Pictures do not belong in your copy. Repeat all the other data exactly.
--------------------
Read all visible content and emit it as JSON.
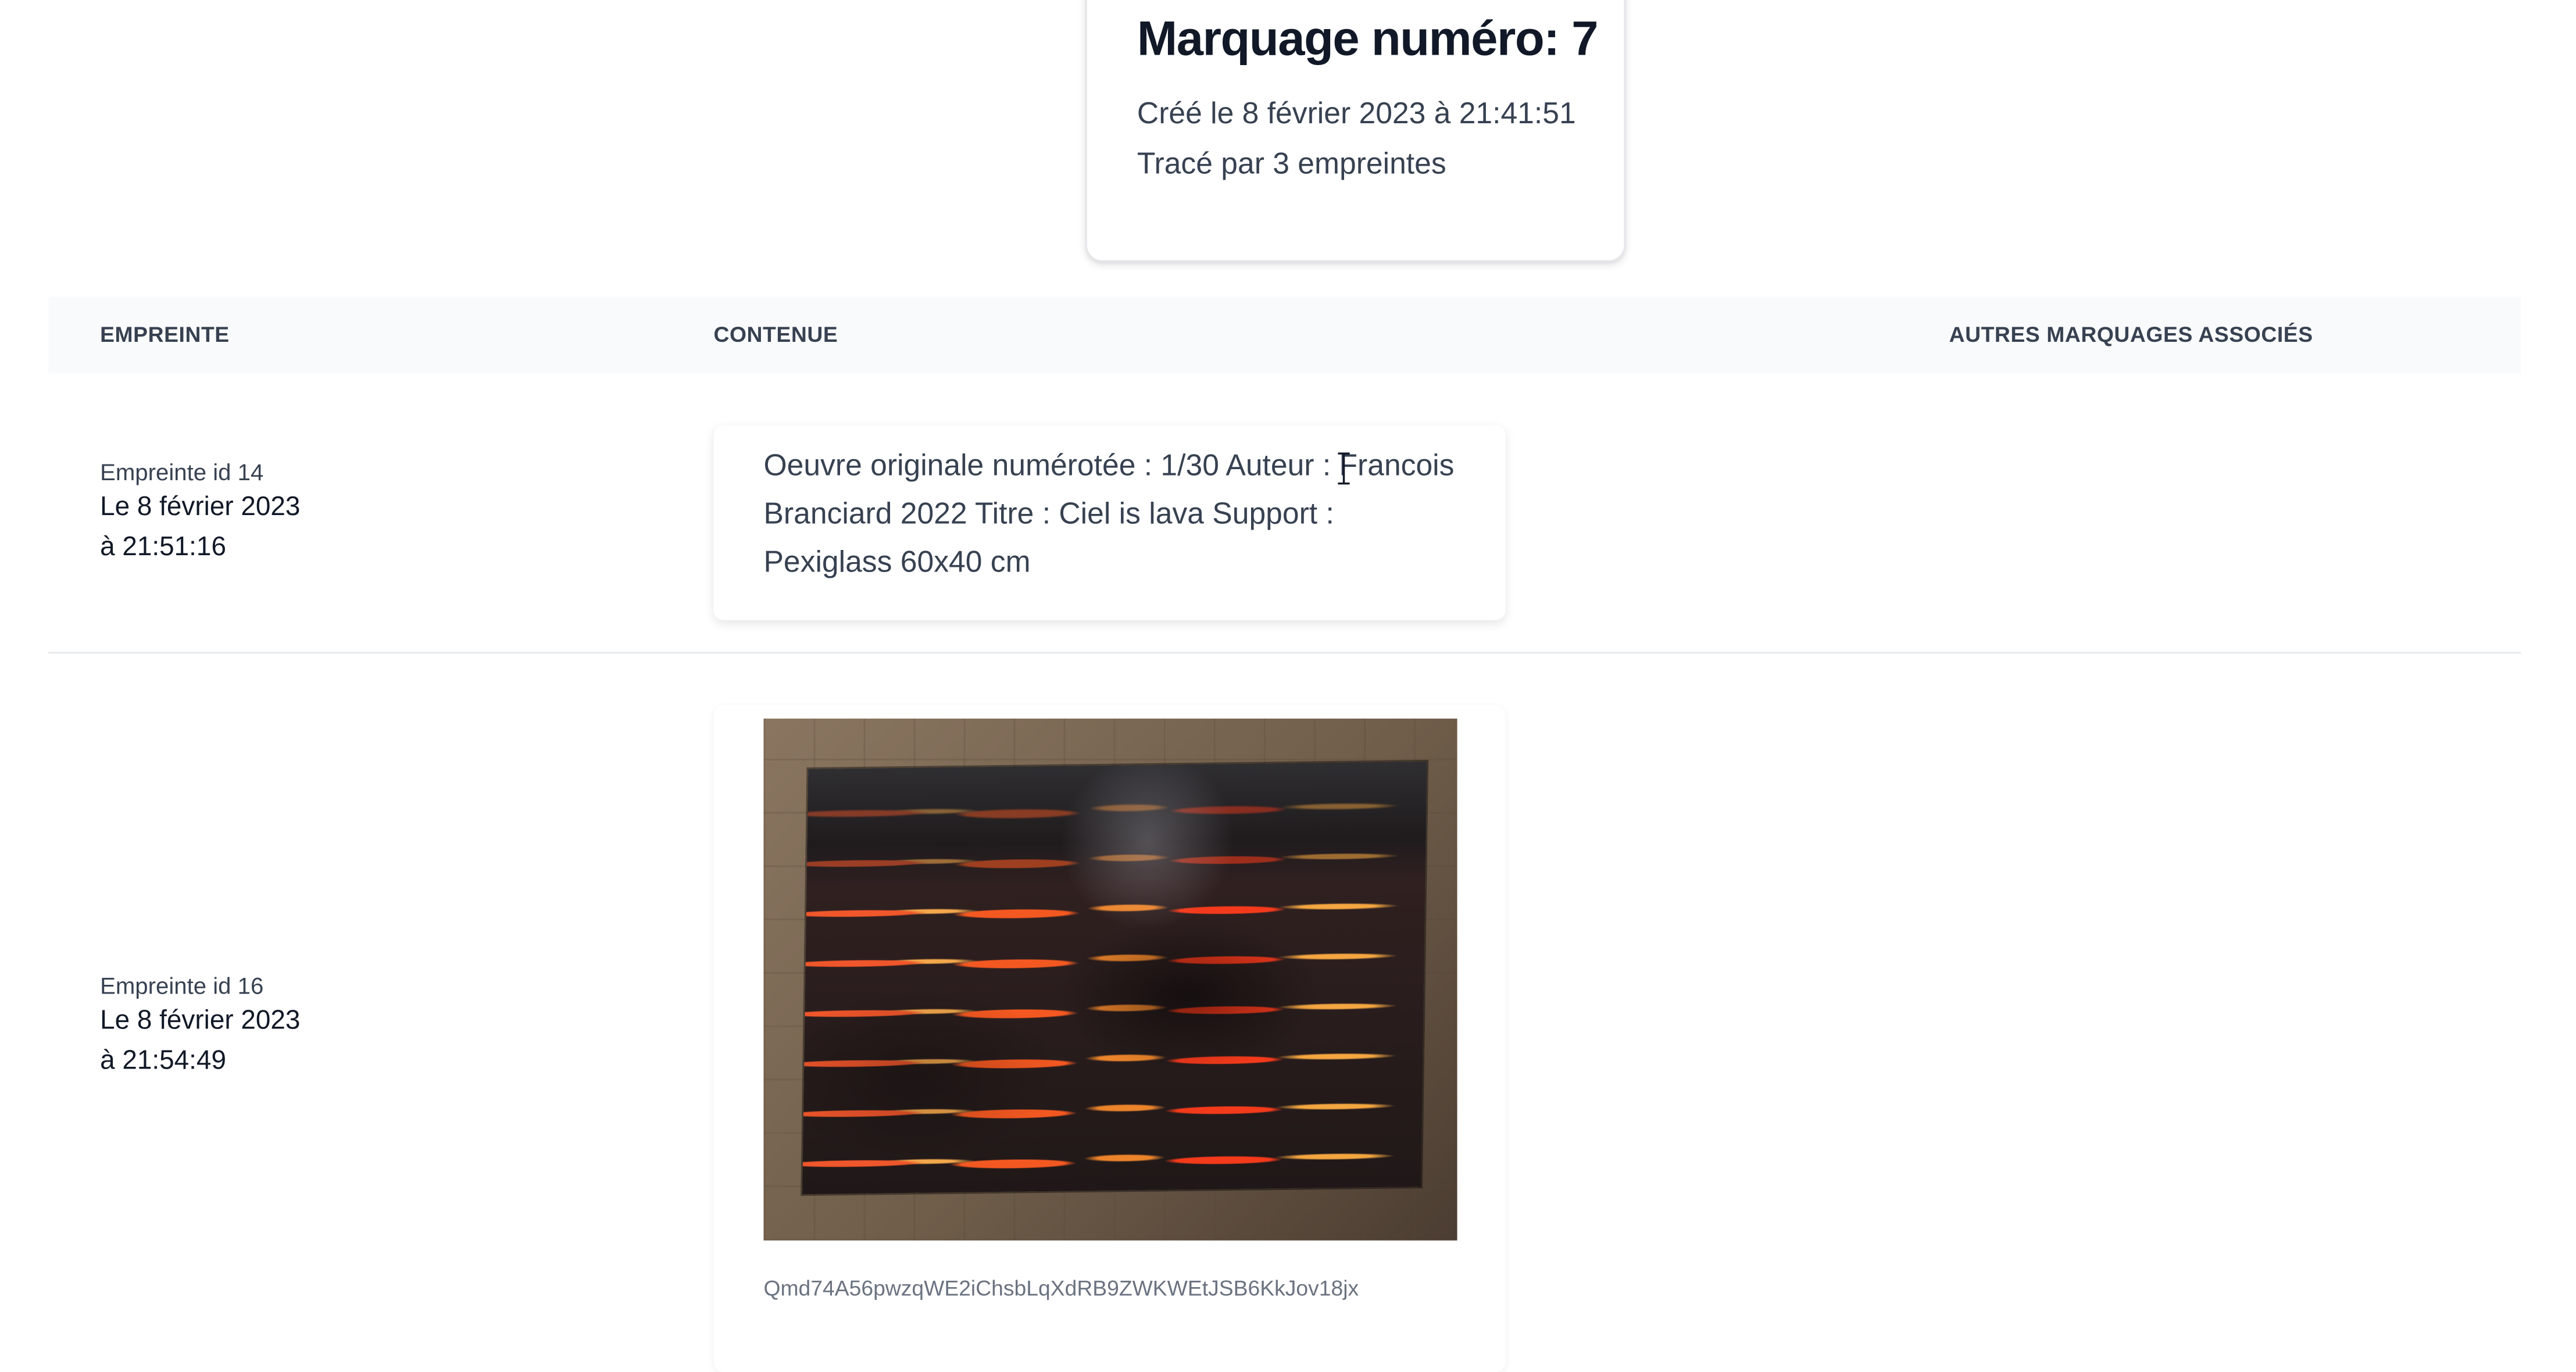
{
  "summary": {
    "title": "Marquage numéro: 7",
    "created": "Créé le 8 février 2023 à 21:41:51",
    "traced": "Tracé par 3 empreintes"
  },
  "table": {
    "headers": [
      "EMPREINTE",
      "CONTENUE",
      "AUTRES MARQUAGES ASSOCIÉS"
    ],
    "rows": [
      {
        "id_label": "Empreinte id 14",
        "date": "Le 8 février 2023",
        "time": "à 21:51:16",
        "content_text": "Oeuvre originale numérotée : 1/30 Auteur : Francois Branciard 2022 Titre : Ciel is lava Support : Pexiglass 60x40 cm",
        "associated": ""
      },
      {
        "id_label": "Empreinte id 16",
        "date": "Le 8 février 2023",
        "time": "à 21:54:49",
        "image": "red cloud sky print photo",
        "hash": "Qmd74A56pwzqWE2iChsbLqXdRB9ZWKWEtJSB6KkJov18jx",
        "associated": ""
      }
    ]
  },
  "ui": {
    "cursor_icon": "text-cursor-icon",
    "colors": {
      "text": "#1f2937",
      "muted": "#6b7280",
      "header_bg": "#f9fafb",
      "divider": "#e5e7eb"
    }
  }
}
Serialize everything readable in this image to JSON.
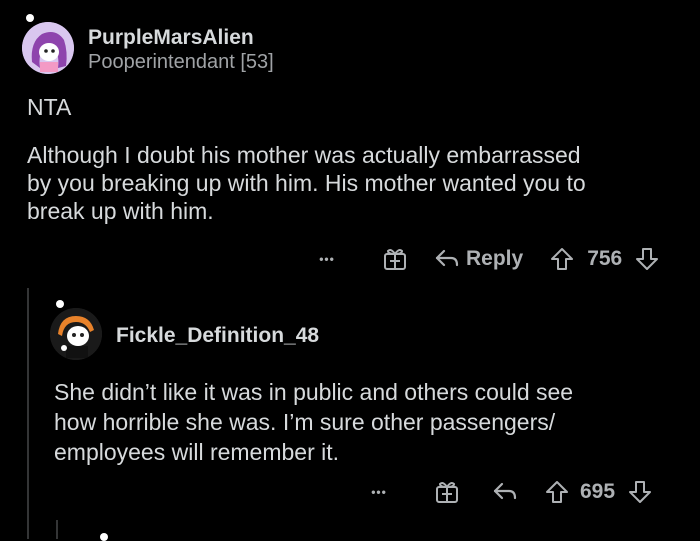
{
  "comment1": {
    "username": "PurpleMarsAlien",
    "flair": "Pooperintendant [53]",
    "body_line0": "NTA",
    "body_lines": [
      "Although I doubt his mother was actually embarrassed",
      "by you breaking up with him. His mother wanted you to",
      "break up with him."
    ],
    "more": "•••",
    "reply_label": "Reply",
    "score": "756"
  },
  "comment2": {
    "username": "Fickle_Definition_48",
    "body_lines": [
      "She didn’t like it was in public and others could see",
      "how horrible she was. I’m sure other passengers/",
      "employees will remember it."
    ],
    "more": "•••",
    "score": "695"
  },
  "icons": {
    "more": "more-options-icon",
    "award": "gift-award-icon",
    "reply": "reply-arrow-icon",
    "upvote": "upvote-arrow-icon",
    "downvote": "downvote-arrow-icon"
  },
  "colors": {
    "background": "#000000",
    "text": "#d7dadc",
    "muted": "#8a8d91",
    "avatar_purple": "#9b59b6"
  }
}
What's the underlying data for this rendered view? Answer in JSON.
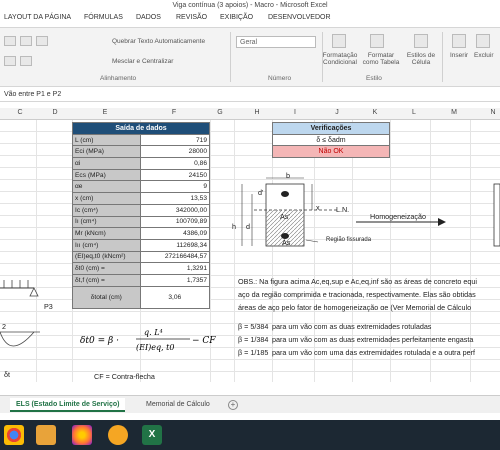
{
  "window": {
    "title": "Viga contínua (3 apoios) - Macro - Microsoft Excel"
  },
  "ribbon_tabs": [
    "LAYOUT DA PÁGINA",
    "FÓRMULAS",
    "DADOS",
    "REVISÃO",
    "EXIBIÇÃO",
    "DESENVOLVEDOR"
  ],
  "ribbon": {
    "wrap_text": "Quebrar Texto Automaticamente",
    "merge_center": "Mesclar e Centralizar",
    "number_format": "Geral",
    "alignment_group": "Alinhamento",
    "number_group": "Número",
    "cond_format": "Formatação Condicional",
    "format_table": "Formatar como Tabela",
    "cell_styles": "Estilos de Célula",
    "styles_group": "Estilo",
    "insert": "Inserir",
    "delete": "Excluir"
  },
  "formula_bar": {
    "content": "Vão entre P1 e P2"
  },
  "columns": [
    "C",
    "D",
    "E",
    "F",
    "G",
    "H",
    "I",
    "J",
    "K",
    "L",
    "M",
    "N"
  ],
  "output_table": {
    "title": "Saída de dados",
    "rows": [
      {
        "label": "L (cm)",
        "value": "719"
      },
      {
        "label": "Eci (MPa)",
        "value": "28000"
      },
      {
        "label": "αi",
        "value": "0,86"
      },
      {
        "label": "Ecs (MPa)",
        "value": "24150"
      },
      {
        "label": "αe",
        "value": "9"
      },
      {
        "label": "x (cm)",
        "value": "13,53"
      },
      {
        "label": "Ic (cm⁴)",
        "value": "342000,00"
      },
      {
        "label": "Iı (cm⁴)",
        "value": "100709,89"
      },
      {
        "label": "Mr (kNcm)",
        "value": "4386,09"
      },
      {
        "label": "Iıı (cm⁴)",
        "value": "112698,34"
      },
      {
        "label": "(EI)eq,t0 (kNcm²)",
        "value": "272166484,57"
      },
      {
        "label": "δt0 (cm) =",
        "value": "1,3291"
      },
      {
        "label": "δt,f (cm) =",
        "value": "1,7357"
      },
      {
        "label": "δtotal (cm)",
        "value": "3,06"
      }
    ]
  },
  "verifications": {
    "title": "Verificações",
    "condition": "δ ≤ δadm",
    "result": "Não OK"
  },
  "diagram": {
    "b": "b",
    "h": "h",
    "d": "d",
    "d_prime": "d'",
    "x": "x",
    "as_prime": "As'",
    "as": "As",
    "ln": "L.N.",
    "cracked": "Região fissurada",
    "homog": "Homogeneização"
  },
  "left_labels": {
    "p3": "P3",
    "two": "2",
    "dt": "δt"
  },
  "formula": {
    "cf_note": "CF = Contra-flecha"
  },
  "obs": {
    "line1": "OBS.: Na figura acima Ac,eq,sup e Ac,eq,inf são as áreas de concreto equi",
    "line2": "aço da região comprimida e tracionada, respectivamente. Elas são obtidas",
    "line3": "áreas de aço pelo fator de homogeneização αe (Ver Memorial de Cálculo"
  },
  "beta": [
    {
      "coef": "β = 5/384",
      "text": "para um vão com as duas extremidades rotuladas"
    },
    {
      "coef": "β = 1/384",
      "text": "para um vão com as duas extremidades perfeitamente engasta"
    },
    {
      "coef": "β = 1/185",
      "text": "para um vão com uma das extremidades rotulada e a outra perf"
    }
  ],
  "sheet_tabs": [
    "ELS (Estado Limite de Serviço)",
    "Memorial de Cálculo"
  ],
  "colors": {
    "excel_green": "#217346",
    "header_blue": "#1f4e78",
    "verif_blue": "#bdd7ee",
    "notok_red": "#f4b6b6"
  }
}
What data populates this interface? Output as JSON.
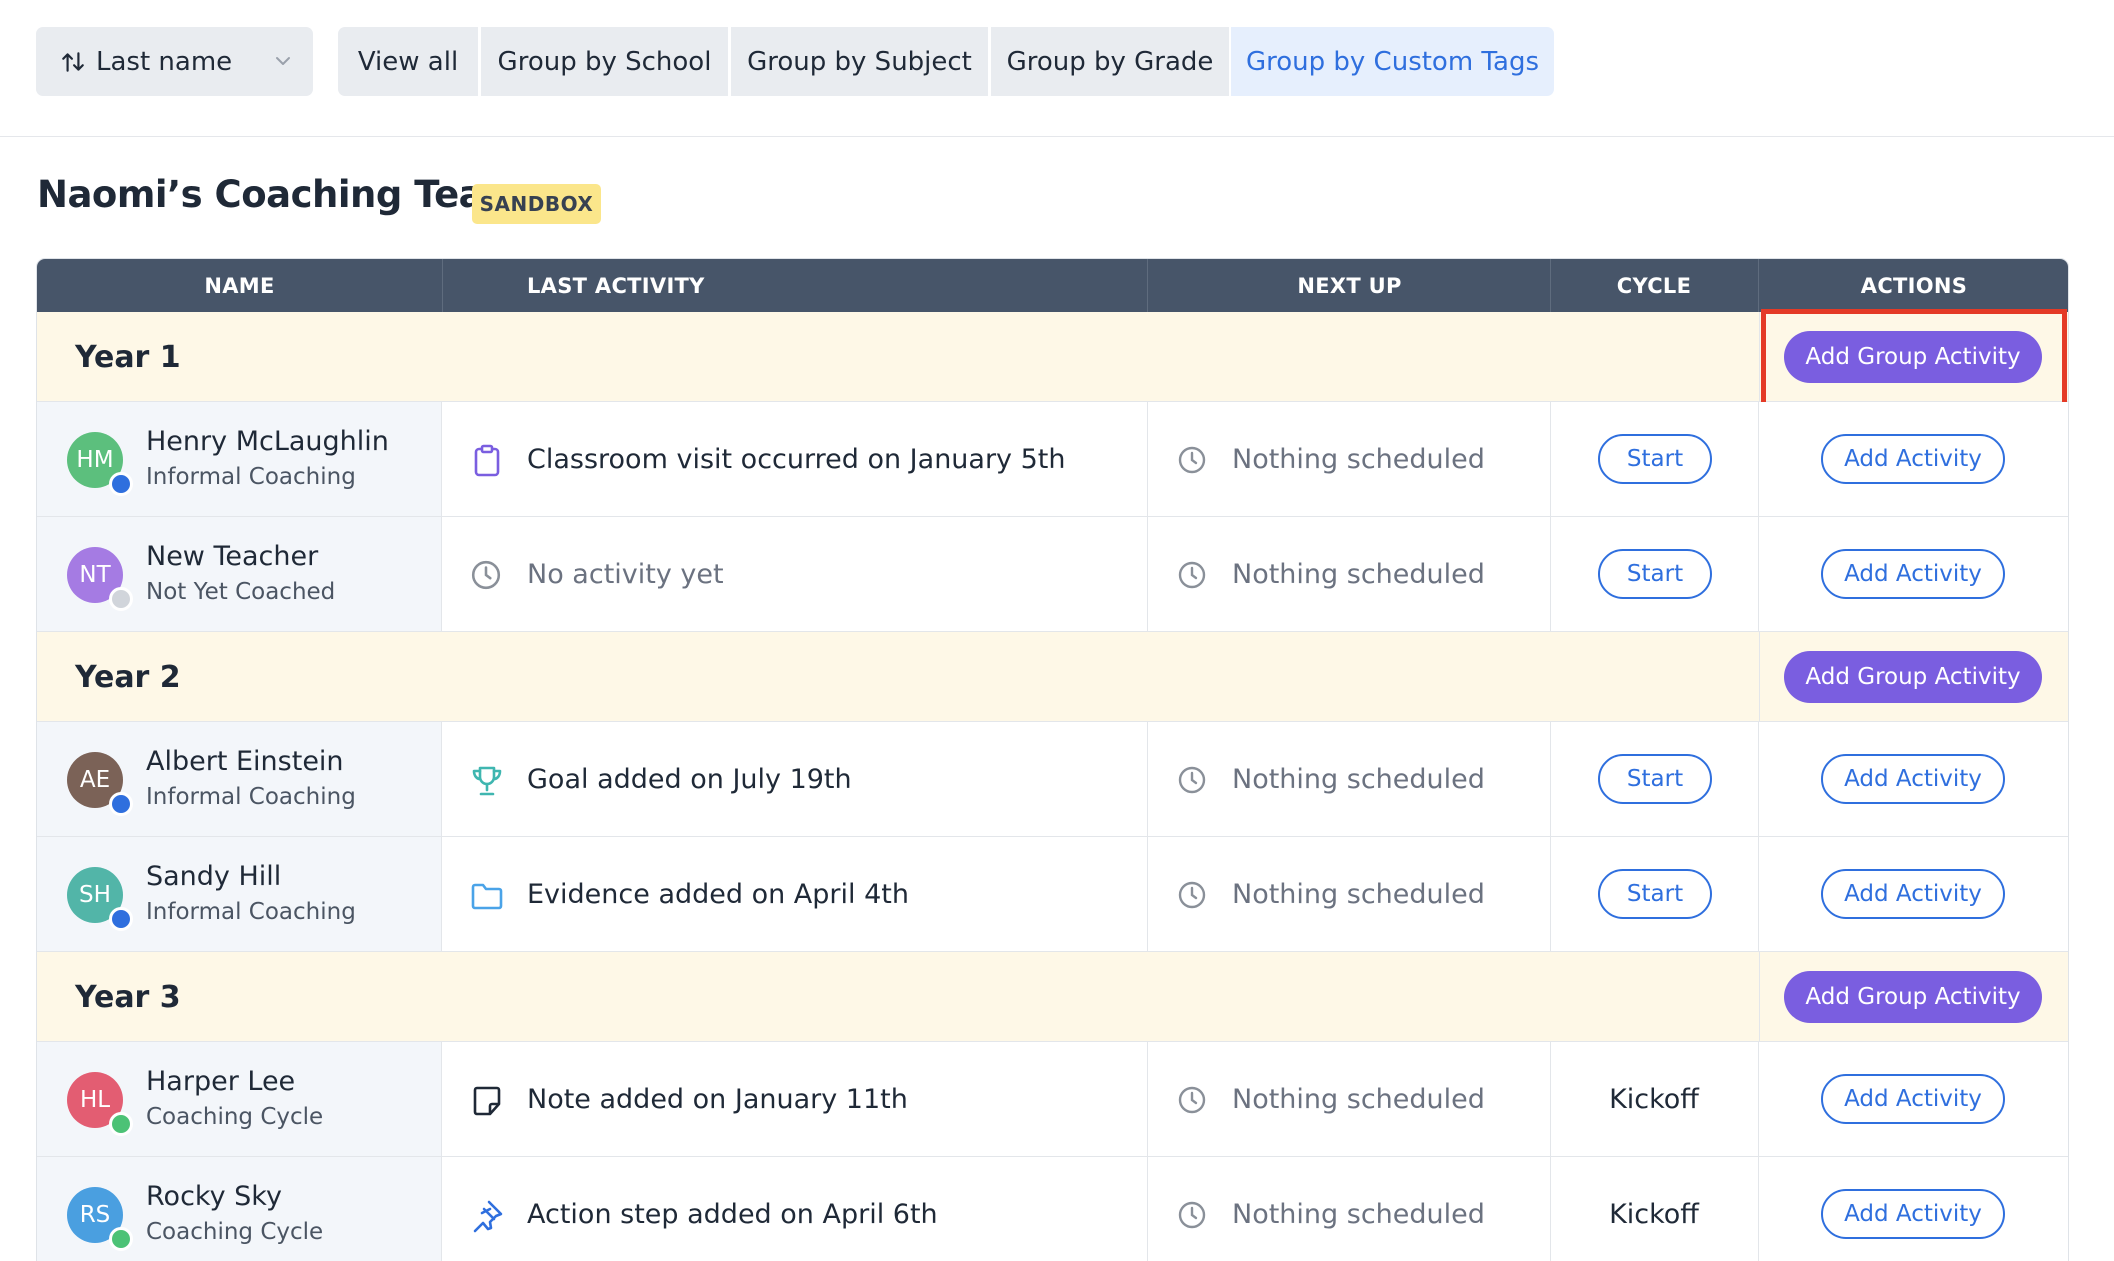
--------------------
CORRECT ANSWER
Read all visible content and emit it as JSON.
{
  "summary": {
    "title": "Marquage numéro: 7",
    "created": "Créé le 8 février 2023 à 21:41:51",
    "traced": "Tracé par 3 empreintes"
  },
  "table": {
    "headers": [
      "EMPREINTE",
      "CONTENUE",
      "AUTRES MARQUAGES ASSOCIÉS"
    ],
    "rows": [
      {
        "id_label": "Empreinte id 14",
        "date": "Le 8 février 2023",
        "time": "à 21:51:16",
        "content_text": "Oeuvre originale numérotée : 1/30 Auteur : Francois Branciard 2022 Titre : Ciel is lava Support : Pexiglass 60x40 cm",
        "associated": ""
      },
      {
        "id_label": "Empreinte id 16",
        "date": "Le 8 février 2023",
        "time": "à 21:54:49",
        "image": "red cloud sky print photo",
        "hash": "Qmd74A56pwzqWE2iChsbLqXdRB9ZWKWEtJSB6KkJov18jx",
        "associated": ""
      }
    ]
  },
  "ui": {
    "cursor_icon": "text-cursor-icon",
    "colors": {
      "text": "#1f2937",
      "muted": "#6b7280",
      "header_bg": "#f9fafb",
      "divider": "#e5e7eb"
    }
  }
}
Serialize everything readable in this image to JSON.
{
  "comment1": {
    "username": "PurpleMarsAlien",
    "flair": "Pooperintendant [53]",
    "body_line0": "NTA",
    "body_lines": [
      "Although I doubt his mother was actually embarrassed",
      "by you breaking up with him. His mother wanted you to",
      "break up with him."
    ],
    "more": "•••",
    "reply_label": "Reply",
    "score": "756"
  },
  "comment2": {
    "username": "Fickle_Definition_48",
    "body_lines": [
      "She didn’t like it was in public and others could see",
      "how horrible she was. I’m sure other passengers/",
      "employees will remember it."
    ],
    "more": "•••",
    "score": "695"
  },
  "icons": {
    "more": "more-options-icon",
    "award": "gift-award-icon",
    "reply": "reply-arrow-icon",
    "upvote": "upvote-arrow-icon",
    "downvote": "downvote-arrow-icon"
  },
  "colors": {
    "background": "#000000",
    "text": "#d7dadc",
    "muted": "#8a8d91",
    "avatar_purple": "#9b59b6"
  }
}
What's the underlying data for this rendered view? Answer in JSON.
{
  "window": {
    "title": "Viga contínua (3 apoios) - Macro - Microsoft Excel"
  },
  "ribbon_tabs": [
    "LAYOUT DA PÁGINA",
    "FÓRMULAS",
    "DADOS",
    "REVISÃO",
    "EXIBIÇÃO",
    "DESENVOLVEDOR"
  ],
  "ribbon": {
    "wrap_text": "Quebrar Texto Automaticamente",
    "merge_center": "Mesclar e Centralizar",
    "number_format": "Geral",
    "alignment_group": "Alinhamento",
    "number_group": "Número",
    "cond_format": "Formatação Condicional",
    "format_table": "Formatar como Tabela",
    "cell_styles": "Estilos de Célula",
    "styles_group": "Estilo",
    "insert": "Inserir",
    "delete": "Excluir"
  },
  "formula_bar": {
    "content": "Vão entre P1 e P2"
  },
  "columns": [
    "C",
    "D",
    "E",
    "F",
    "G",
    "H",
    "I",
    "J",
    "K",
    "L",
    "M",
    "N"
  ],
  "output_table": {
    "title": "Saída de dados",
    "rows": [
      {
        "label": "L (cm)",
        "value": "719"
      },
      {
        "label": "Eci (MPa)",
        "value": "28000"
      },
      {
        "label": "αi",
        "value": "0,86"
      },
      {
        "label": "Ecs (MPa)",
        "value": "24150"
      },
      {
        "label": "αe",
        "value": "9"
      },
      {
        "label": "x (cm)",
        "value": "13,53"
      },
      {
        "label": "Ic (cm⁴)",
        "value": "342000,00"
      },
      {
        "label": "Iı (cm⁴)",
        "value": "100709,89"
      },
      {
        "label": "Mr (kNcm)",
        "value": "4386,09"
      },
      {
        "label": "Iıı (cm⁴)",
        "value": "112698,34"
      },
      {
        "label": "(EI)eq,t0 (kNcm²)",
        "value": "272166484,57"
      },
      {
        "label": "δt0 (cm) =",
        "value": "1,3291"
      },
      {
        "label": "δt,f (cm) =",
        "value": "1,7357"
      },
      {
        "label": "δtotal (cm)",
        "value": "3,06"
      }
    ]
  },
  "verifications": {
    "title": "Verificações",
    "condition": "δ ≤ δadm",
    "result": "Não OK"
  },
  "diagram": {
    "b": "b",
    "h": "h",
    "d": "d",
    "d_prime": "d'",
    "x": "x",
    "as_prime": "As'",
    "as": "As",
    "ln": "L.N.",
    "cracked": "Região fissurada",
    "homog": "Homogeneização"
  },
  "left_labels": {
    "p3": "P3",
    "two": "2",
    "dt": "δt"
  },
  "formula": {
    "cf_note": "CF = Contra-flecha"
  },
  "obs": {
    "line1": "OBS.: Na figura acima Ac,eq,sup e Ac,eq,inf são as áreas de concreto equi",
    "line2": "aço da região comprimida e tracionada, respectivamente. Elas são obtidas",
    "line3": "áreas de aço pelo fator de homogeneização αe (Ver Memorial de Cálculo"
  },
  "beta": [
    {
      "coef": "β = 5/384",
      "text": "para um vão com as duas extremidades rotuladas"
    },
    {
      "coef": "β = 1/384",
      "text": "para um vão com as duas extremidades perfeitamente engasta"
    },
    {
      "coef": "β = 1/185",
      "text": "para um vão com uma das extremidades rotulada e a outra perf"
    }
  ],
  "sheet_tabs": [
    "ELS (Estado Limite de Serviço)",
    "Memorial de Cálculo"
  ],
  "colors": {
    "excel_green": "#217346",
    "header_blue": "#1f4e78",
    "verif_blue": "#bdd7ee",
    "notok_red": "#f4b6b6"
  }
}
What data populates this interface? Output as JSON.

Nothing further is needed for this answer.